▸ **PROMPT**
Each line of the listing that includes the string "Date" needs to be located and copied.

▸ **SUPPLIED MATERIAL**
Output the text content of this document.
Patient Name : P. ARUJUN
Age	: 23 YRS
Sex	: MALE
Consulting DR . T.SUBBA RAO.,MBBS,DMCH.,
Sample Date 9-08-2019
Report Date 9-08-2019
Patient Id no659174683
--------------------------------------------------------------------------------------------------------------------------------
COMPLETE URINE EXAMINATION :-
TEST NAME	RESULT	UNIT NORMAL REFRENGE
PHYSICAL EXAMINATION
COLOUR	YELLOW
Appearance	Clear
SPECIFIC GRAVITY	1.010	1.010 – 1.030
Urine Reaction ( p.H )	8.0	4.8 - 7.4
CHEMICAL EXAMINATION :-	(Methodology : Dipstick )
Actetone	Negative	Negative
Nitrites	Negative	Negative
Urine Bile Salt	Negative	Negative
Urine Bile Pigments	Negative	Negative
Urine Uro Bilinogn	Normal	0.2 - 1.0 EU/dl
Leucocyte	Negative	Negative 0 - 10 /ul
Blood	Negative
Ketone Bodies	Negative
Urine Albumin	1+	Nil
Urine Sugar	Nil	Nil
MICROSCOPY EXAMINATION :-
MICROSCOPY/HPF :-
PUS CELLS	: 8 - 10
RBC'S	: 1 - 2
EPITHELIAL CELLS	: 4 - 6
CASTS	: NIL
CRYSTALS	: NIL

▸ **REPLY**
Sample Date 9-08-2019
Report Date 9-08-2019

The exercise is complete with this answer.